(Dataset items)
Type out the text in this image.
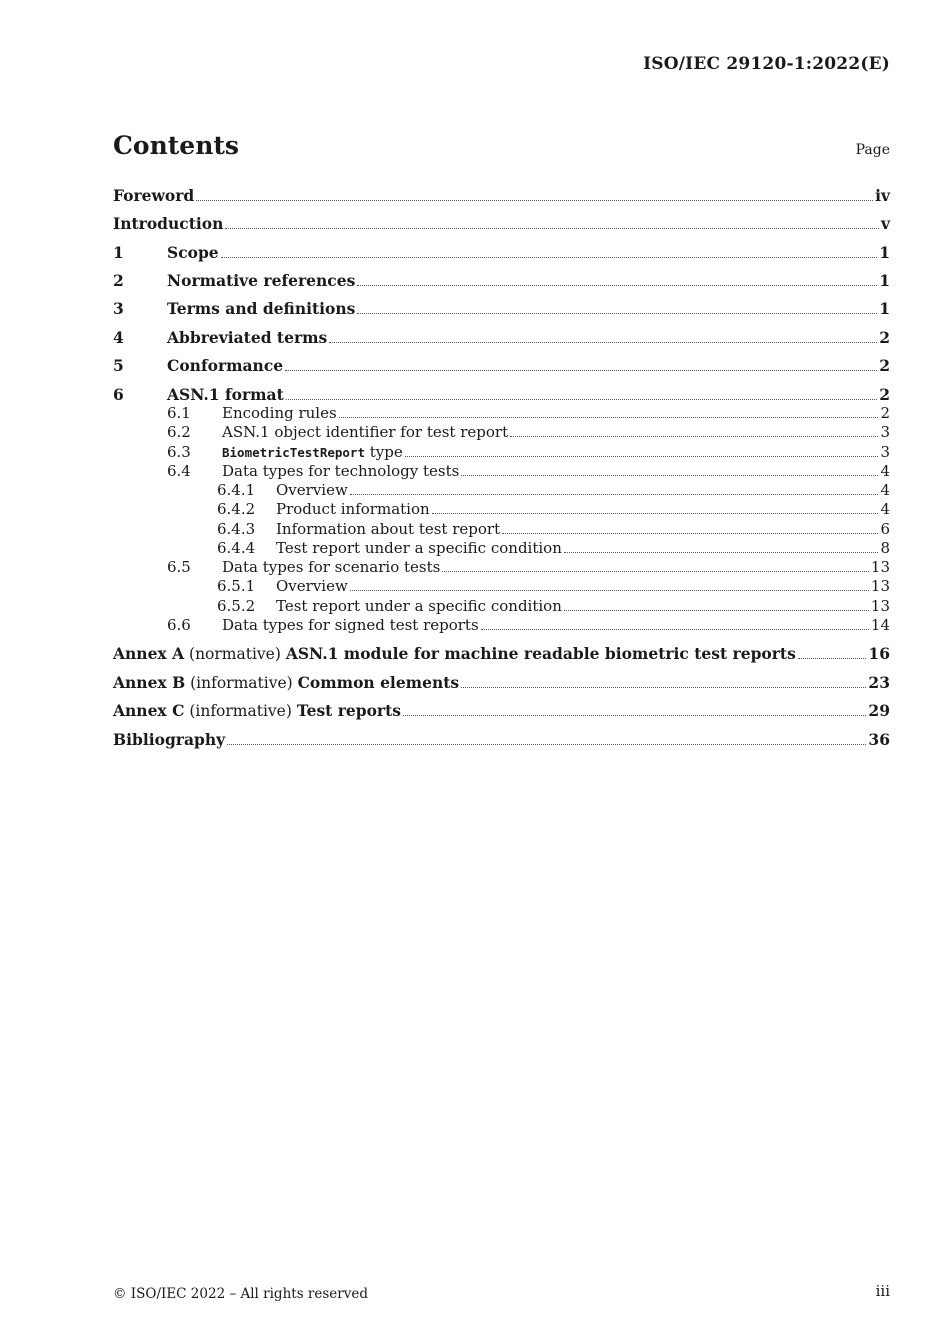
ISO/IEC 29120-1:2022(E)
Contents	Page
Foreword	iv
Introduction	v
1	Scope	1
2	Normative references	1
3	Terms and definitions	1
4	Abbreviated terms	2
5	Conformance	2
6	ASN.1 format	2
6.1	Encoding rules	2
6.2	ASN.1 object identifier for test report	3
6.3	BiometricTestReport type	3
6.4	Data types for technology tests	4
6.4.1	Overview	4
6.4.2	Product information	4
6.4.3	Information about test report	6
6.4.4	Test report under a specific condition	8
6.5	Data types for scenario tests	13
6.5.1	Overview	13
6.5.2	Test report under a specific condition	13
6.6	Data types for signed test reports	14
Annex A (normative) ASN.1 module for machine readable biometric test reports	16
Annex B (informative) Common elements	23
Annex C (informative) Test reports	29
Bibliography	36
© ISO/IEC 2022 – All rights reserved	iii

WHAT NEEDS TO BE DONE –
Would you return the data exactly as written, without the pictures?

EXERCISE OUTPUT –
Type out the text in this image.
ISO/IEC 29120-1:2022(E)
Contents	Page
Foreword	iv
Introduction	v
1	Scope	1
2	Normative references	1
3	Terms and definitions	1
4	Abbreviated terms	2
5	Conformance	2
6	ASN.1 format	2
6.1	Encoding rules	2
6.2	ASN.1 object identifier for test report	3
6.3	BiometricTestReport type	3
6.4	Data types for technology tests	4
6.4.1	Overview	4
6.4.2	Product information	4
6.4.3	Information about test report	6
6.4.4	Test report under a specific condition	8
6.5	Data types for scenario tests	13
6.5.1	Overview	13
6.5.2	Test report under a specific condition	13
6.6	Data types for signed test reports	14
Annex A (normative) ASN.1 module for machine readable biometric test reports	16
Annex B (informative) Common elements	23
Annex C (informative) Test reports	29
Bibliography	36
© ISO/IEC 2022 – All rights reserved	iii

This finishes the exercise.